START

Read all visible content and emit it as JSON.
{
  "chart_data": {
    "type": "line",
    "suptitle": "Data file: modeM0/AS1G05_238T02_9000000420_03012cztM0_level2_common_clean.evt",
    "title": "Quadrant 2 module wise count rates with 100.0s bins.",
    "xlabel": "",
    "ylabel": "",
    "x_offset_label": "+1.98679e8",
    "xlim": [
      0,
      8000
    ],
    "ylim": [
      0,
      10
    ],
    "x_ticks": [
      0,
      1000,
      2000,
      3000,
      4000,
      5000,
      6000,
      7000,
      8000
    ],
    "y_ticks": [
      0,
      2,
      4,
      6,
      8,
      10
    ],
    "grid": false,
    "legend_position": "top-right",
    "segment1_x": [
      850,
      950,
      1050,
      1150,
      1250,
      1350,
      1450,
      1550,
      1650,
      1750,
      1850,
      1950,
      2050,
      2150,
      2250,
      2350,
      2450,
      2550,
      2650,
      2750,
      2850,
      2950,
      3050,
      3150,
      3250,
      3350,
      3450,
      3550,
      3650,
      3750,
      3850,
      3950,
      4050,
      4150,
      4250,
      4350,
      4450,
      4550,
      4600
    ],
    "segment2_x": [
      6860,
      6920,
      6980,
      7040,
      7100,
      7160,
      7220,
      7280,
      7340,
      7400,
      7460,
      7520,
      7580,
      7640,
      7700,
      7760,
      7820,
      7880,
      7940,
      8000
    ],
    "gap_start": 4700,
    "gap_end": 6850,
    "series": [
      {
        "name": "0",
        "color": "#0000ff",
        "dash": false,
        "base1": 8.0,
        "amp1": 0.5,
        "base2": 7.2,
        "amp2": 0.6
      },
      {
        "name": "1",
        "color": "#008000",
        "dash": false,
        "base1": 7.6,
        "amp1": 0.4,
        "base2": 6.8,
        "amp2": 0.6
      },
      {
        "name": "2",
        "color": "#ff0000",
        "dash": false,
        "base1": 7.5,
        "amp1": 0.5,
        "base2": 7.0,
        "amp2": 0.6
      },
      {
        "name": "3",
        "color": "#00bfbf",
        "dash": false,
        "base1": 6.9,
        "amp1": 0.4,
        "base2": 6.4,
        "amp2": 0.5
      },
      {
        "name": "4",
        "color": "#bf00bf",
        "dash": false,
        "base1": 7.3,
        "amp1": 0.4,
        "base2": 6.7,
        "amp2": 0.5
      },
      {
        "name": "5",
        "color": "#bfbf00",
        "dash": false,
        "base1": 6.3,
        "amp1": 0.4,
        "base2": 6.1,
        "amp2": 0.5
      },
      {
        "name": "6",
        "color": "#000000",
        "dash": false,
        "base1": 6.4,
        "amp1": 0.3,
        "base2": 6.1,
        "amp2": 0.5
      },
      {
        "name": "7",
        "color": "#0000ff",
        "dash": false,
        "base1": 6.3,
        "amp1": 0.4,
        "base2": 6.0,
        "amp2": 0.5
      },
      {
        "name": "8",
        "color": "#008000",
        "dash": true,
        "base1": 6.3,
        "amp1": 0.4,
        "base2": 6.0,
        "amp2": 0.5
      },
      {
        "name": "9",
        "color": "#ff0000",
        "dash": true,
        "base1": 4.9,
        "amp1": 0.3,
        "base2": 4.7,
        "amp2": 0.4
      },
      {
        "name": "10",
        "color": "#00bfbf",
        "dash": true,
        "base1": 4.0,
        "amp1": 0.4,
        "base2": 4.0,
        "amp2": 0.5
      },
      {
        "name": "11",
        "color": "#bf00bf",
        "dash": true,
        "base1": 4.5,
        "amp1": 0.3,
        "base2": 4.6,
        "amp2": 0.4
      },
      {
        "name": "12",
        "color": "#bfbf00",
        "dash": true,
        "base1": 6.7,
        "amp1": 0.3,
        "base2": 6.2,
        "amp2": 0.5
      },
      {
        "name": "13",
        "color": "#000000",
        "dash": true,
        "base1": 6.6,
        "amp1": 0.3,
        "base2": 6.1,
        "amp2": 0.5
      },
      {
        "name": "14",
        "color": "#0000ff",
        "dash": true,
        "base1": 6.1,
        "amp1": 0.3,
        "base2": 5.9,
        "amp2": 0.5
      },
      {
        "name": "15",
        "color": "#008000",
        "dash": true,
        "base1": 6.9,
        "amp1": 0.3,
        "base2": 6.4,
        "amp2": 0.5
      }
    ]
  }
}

END

■ **Task to carry out**: All the data must be duplicated exactly, with nothing added or removed.

■ **Response to the task**:
Read all visible content and emit it as JSON.
{
  "chart_data": {
    "type": "line",
    "suptitle": "Data file: modeM0/AS1G05_238T02_9000000420_03012cztM0_level2_common_clean.evt",
    "title": "Quadrant 2 module wise count rates with 100.0s bins.",
    "xlabel": "",
    "ylabel": "",
    "x_offset_label": "+1.98679e8",
    "xlim": [
      0,
      8000
    ],
    "ylim": [
      0,
      10
    ],
    "x_ticks": [
      0,
      1000,
      2000,
      3000,
      4000,
      5000,
      6000,
      7000,
      8000
    ],
    "y_ticks": [
      0,
      2,
      4,
      6,
      8,
      10
    ],
    "grid": false,
    "legend_position": "top-right",
    "segment1_x": [
      850,
      950,
      1050,
      1150,
      1250,
      1350,
      1450,
      1550,
      1650,
      1750,
      1850,
      1950,
      2050,
      2150,
      2250,
      2350,
      2450,
      2550,
      2650,
      2750,
      2850,
      2950,
      3050,
      3150,
      3250,
      3350,
      3450,
      3550,
      3650,
      3750,
      3850,
      3950,
      4050,
      4150,
      4250,
      4350,
      4450,
      4550,
      4600
    ],
    "segment2_x": [
      6860,
      6920,
      6980,
      7040,
      7100,
      7160,
      7220,
      7280,
      7340,
      7400,
      7460,
      7520,
      7580,
      7640,
      7700,
      7760,
      7820,
      7880,
      7940,
      8000
    ],
    "gap_start": 4700,
    "gap_end": 6850,
    "series": [
      {
        "name": "0",
        "color": "#0000ff",
        "dash": false,
        "base1": 8.0,
        "amp1": 0.5,
        "base2": 7.2,
        "amp2": 0.6
      },
      {
        "name": "1",
        "color": "#008000",
        "dash": false,
        "base1": 7.6,
        "amp1": 0.4,
        "base2": 6.8,
        "amp2": 0.6
      },
      {
        "name": "2",
        "color": "#ff0000",
        "dash": false,
        "base1": 7.5,
        "amp1": 0.5,
        "base2": 7.0,
        "amp2": 0.6
      },
      {
        "name": "3",
        "color": "#00bfbf",
        "dash": false,
        "base1": 6.9,
        "amp1": 0.4,
        "base2": 6.4,
        "amp2": 0.5
      },
      {
        "name": "4",
        "color": "#bf00bf",
        "dash": false,
        "base1": 7.3,
        "amp1": 0.4,
        "base2": 6.7,
        "amp2": 0.5
      },
      {
        "name": "5",
        "color": "#bfbf00",
        "dash": false,
        "base1": 6.3,
        "amp1": 0.4,
        "base2": 6.1,
        "amp2": 0.5
      },
      {
        "name": "6",
        "color": "#000000",
        "dash": false,
        "base1": 6.4,
        "amp1": 0.3,
        "base2": 6.1,
        "amp2": 0.5
      },
      {
        "name": "7",
        "color": "#0000ff",
        "dash": false,
        "base1": 6.3,
        "amp1": 0.4,
        "base2": 6.0,
        "amp2": 0.5
      },
      {
        "name": "8",
        "color": "#008000",
        "dash": true,
        "base1": 6.3,
        "amp1": 0.4,
        "base2": 6.0,
        "amp2": 0.5
      },
      {
        "name": "9",
        "color": "#ff0000",
        "dash": true,
        "base1": 4.9,
        "amp1": 0.3,
        "base2": 4.7,
        "amp2": 0.4
      },
      {
        "name": "10",
        "color": "#00bfbf",
        "dash": true,
        "base1": 4.0,
        "amp1": 0.4,
        "base2": 4.0,
        "amp2": 0.5
      },
      {
        "name": "11",
        "color": "#bf00bf",
        "dash": true,
        "base1": 4.5,
        "amp1": 0.3,
        "base2": 4.6,
        "amp2": 0.4
      },
      {
        "name": "12",
        "color": "#bfbf00",
        "dash": true,
        "base1": 6.7,
        "amp1": 0.3,
        "base2": 6.2,
        "amp2": 0.5
      },
      {
        "name": "13",
        "color": "#000000",
        "dash": true,
        "base1": 6.6,
        "amp1": 0.3,
        "base2": 6.1,
        "amp2": 0.5
      },
      {
        "name": "14",
        "color": "#0000ff",
        "dash": true,
        "base1": 6.1,
        "amp1": 0.3,
        "base2": 5.9,
        "amp2": 0.5
      },
      {
        "name": "15",
        "color": "#008000",
        "dash": true,
        "base1": 6.9,
        "amp1": 0.3,
        "base2": 6.4,
        "amp2": 0.5
      }
    ]
  }
}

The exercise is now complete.